▽
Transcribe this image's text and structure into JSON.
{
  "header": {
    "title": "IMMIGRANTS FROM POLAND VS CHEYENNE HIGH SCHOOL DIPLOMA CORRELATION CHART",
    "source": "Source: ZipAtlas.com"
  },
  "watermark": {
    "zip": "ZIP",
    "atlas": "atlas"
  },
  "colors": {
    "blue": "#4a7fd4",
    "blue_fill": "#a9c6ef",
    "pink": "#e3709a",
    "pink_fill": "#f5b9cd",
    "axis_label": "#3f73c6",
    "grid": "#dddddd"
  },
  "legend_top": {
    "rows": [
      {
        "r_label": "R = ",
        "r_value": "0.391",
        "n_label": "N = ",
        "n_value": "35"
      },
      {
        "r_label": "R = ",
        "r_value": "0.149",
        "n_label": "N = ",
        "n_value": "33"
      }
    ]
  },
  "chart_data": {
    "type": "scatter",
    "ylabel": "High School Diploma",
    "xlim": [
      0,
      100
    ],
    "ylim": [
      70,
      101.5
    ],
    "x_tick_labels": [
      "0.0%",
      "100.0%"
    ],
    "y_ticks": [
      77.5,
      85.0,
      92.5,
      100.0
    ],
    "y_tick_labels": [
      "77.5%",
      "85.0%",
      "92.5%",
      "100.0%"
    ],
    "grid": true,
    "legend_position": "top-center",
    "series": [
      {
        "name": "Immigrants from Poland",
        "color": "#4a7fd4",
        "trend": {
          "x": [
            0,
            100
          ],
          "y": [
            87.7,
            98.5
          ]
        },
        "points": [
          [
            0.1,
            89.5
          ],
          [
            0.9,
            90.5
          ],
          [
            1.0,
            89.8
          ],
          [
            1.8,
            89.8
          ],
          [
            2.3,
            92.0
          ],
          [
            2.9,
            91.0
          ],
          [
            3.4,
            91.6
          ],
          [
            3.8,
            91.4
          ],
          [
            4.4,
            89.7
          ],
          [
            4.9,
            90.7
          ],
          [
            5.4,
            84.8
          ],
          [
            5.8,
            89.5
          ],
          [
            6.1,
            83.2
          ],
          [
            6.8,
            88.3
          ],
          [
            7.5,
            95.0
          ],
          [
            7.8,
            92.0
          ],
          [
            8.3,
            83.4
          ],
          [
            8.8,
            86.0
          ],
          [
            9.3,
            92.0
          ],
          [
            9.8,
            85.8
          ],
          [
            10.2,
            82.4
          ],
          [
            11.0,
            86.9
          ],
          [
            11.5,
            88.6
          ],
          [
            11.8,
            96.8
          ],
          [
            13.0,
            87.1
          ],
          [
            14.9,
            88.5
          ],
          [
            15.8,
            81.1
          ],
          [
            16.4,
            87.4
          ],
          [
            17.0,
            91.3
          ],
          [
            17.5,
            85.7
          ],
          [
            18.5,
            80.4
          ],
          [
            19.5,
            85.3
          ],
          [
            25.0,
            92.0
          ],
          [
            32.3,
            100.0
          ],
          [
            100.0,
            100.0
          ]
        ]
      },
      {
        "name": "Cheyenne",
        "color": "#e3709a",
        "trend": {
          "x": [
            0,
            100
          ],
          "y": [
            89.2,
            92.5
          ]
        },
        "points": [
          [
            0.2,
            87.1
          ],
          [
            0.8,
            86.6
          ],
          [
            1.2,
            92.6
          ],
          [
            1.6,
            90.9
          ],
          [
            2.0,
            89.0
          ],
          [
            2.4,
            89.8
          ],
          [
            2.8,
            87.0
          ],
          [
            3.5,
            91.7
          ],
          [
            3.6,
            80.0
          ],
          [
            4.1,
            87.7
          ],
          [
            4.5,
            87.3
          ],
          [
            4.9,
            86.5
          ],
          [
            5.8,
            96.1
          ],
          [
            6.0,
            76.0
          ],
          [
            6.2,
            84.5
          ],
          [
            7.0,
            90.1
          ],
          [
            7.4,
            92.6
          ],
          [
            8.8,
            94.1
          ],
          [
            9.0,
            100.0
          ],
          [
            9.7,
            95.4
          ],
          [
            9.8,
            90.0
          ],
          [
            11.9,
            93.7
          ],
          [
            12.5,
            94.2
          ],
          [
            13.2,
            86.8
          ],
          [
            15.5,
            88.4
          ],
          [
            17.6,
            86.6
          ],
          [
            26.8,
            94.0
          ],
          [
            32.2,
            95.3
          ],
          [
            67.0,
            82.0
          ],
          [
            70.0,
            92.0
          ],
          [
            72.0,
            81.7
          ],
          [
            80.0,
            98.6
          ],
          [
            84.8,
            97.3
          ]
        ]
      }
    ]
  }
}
△
» What you will do:
Reproduce the data shown above exactly.

» Worked solution:
Transcribe this image's text and structure into JSON.
{
  "header": {
    "title": "IMMIGRANTS FROM POLAND VS CHEYENNE HIGH SCHOOL DIPLOMA CORRELATION CHART",
    "source": "Source: ZipAtlas.com"
  },
  "watermark": {
    "zip": "ZIP",
    "atlas": "atlas"
  },
  "colors": {
    "blue": "#4a7fd4",
    "blue_fill": "#a9c6ef",
    "pink": "#e3709a",
    "pink_fill": "#f5b9cd",
    "axis_label": "#3f73c6",
    "grid": "#dddddd"
  },
  "legend_top": {
    "rows": [
      {
        "r_label": "R = ",
        "r_value": "0.391",
        "n_label": "N = ",
        "n_value": "35"
      },
      {
        "r_label": "R = ",
        "r_value": "0.149",
        "n_label": "N = ",
        "n_value": "33"
      }
    ]
  },
  "chart_data": {
    "type": "scatter",
    "ylabel": "High School Diploma",
    "xlim": [
      0,
      100
    ],
    "ylim": [
      70,
      101.5
    ],
    "x_tick_labels": [
      "0.0%",
      "100.0%"
    ],
    "y_ticks": [
      77.5,
      85.0,
      92.5,
      100.0
    ],
    "y_tick_labels": [
      "77.5%",
      "85.0%",
      "92.5%",
      "100.0%"
    ],
    "grid": true,
    "legend_position": "top-center",
    "series": [
      {
        "name": "Immigrants from Poland",
        "color": "#4a7fd4",
        "trend": {
          "x": [
            0,
            100
          ],
          "y": [
            87.7,
            98.5
          ]
        },
        "points": [
          [
            0.1,
            89.5
          ],
          [
            0.9,
            90.5
          ],
          [
            1.0,
            89.8
          ],
          [
            1.8,
            89.8
          ],
          [
            2.3,
            92.0
          ],
          [
            2.9,
            91.0
          ],
          [
            3.4,
            91.6
          ],
          [
            3.8,
            91.4
          ],
          [
            4.4,
            89.7
          ],
          [
            4.9,
            90.7
          ],
          [
            5.4,
            84.8
          ],
          [
            5.8,
            89.5
          ],
          [
            6.1,
            83.2
          ],
          [
            6.8,
            88.3
          ],
          [
            7.5,
            95.0
          ],
          [
            7.8,
            92.0
          ],
          [
            8.3,
            83.4
          ],
          [
            8.8,
            86.0
          ],
          [
            9.3,
            92.0
          ],
          [
            9.8,
            85.8
          ],
          [
            10.2,
            82.4
          ],
          [
            11.0,
            86.9
          ],
          [
            11.5,
            88.6
          ],
          [
            11.8,
            96.8
          ],
          [
            13.0,
            87.1
          ],
          [
            14.9,
            88.5
          ],
          [
            15.8,
            81.1
          ],
          [
            16.4,
            87.4
          ],
          [
            17.0,
            91.3
          ],
          [
            17.5,
            85.7
          ],
          [
            18.5,
            80.4
          ],
          [
            19.5,
            85.3
          ],
          [
            25.0,
            92.0
          ],
          [
            32.3,
            100.0
          ],
          [
            100.0,
            100.0
          ]
        ]
      },
      {
        "name": "Cheyenne",
        "color": "#e3709a",
        "trend": {
          "x": [
            0,
            100
          ],
          "y": [
            89.2,
            92.5
          ]
        },
        "points": [
          [
            0.2,
            87.1
          ],
          [
            0.8,
            86.6
          ],
          [
            1.2,
            92.6
          ],
          [
            1.6,
            90.9
          ],
          [
            2.0,
            89.0
          ],
          [
            2.4,
            89.8
          ],
          [
            2.8,
            87.0
          ],
          [
            3.5,
            91.7
          ],
          [
            3.6,
            80.0
          ],
          [
            4.1,
            87.7
          ],
          [
            4.5,
            87.3
          ],
          [
            4.9,
            86.5
          ],
          [
            5.8,
            96.1
          ],
          [
            6.0,
            76.0
          ],
          [
            6.2,
            84.5
          ],
          [
            7.0,
            90.1
          ],
          [
            7.4,
            92.6
          ],
          [
            8.8,
            94.1
          ],
          [
            9.0,
            100.0
          ],
          [
            9.7,
            95.4
          ],
          [
            9.8,
            90.0
          ],
          [
            11.9,
            93.7
          ],
          [
            12.5,
            94.2
          ],
          [
            13.2,
            86.8
          ],
          [
            15.5,
            88.4
          ],
          [
            17.6,
            86.6
          ],
          [
            26.8,
            94.0
          ],
          [
            32.2,
            95.3
          ],
          [
            67.0,
            82.0
          ],
          [
            70.0,
            92.0
          ],
          [
            72.0,
            81.7
          ],
          [
            80.0,
            98.6
          ],
          [
            84.8,
            97.3
          ]
        ]
      }
    ]
  }
}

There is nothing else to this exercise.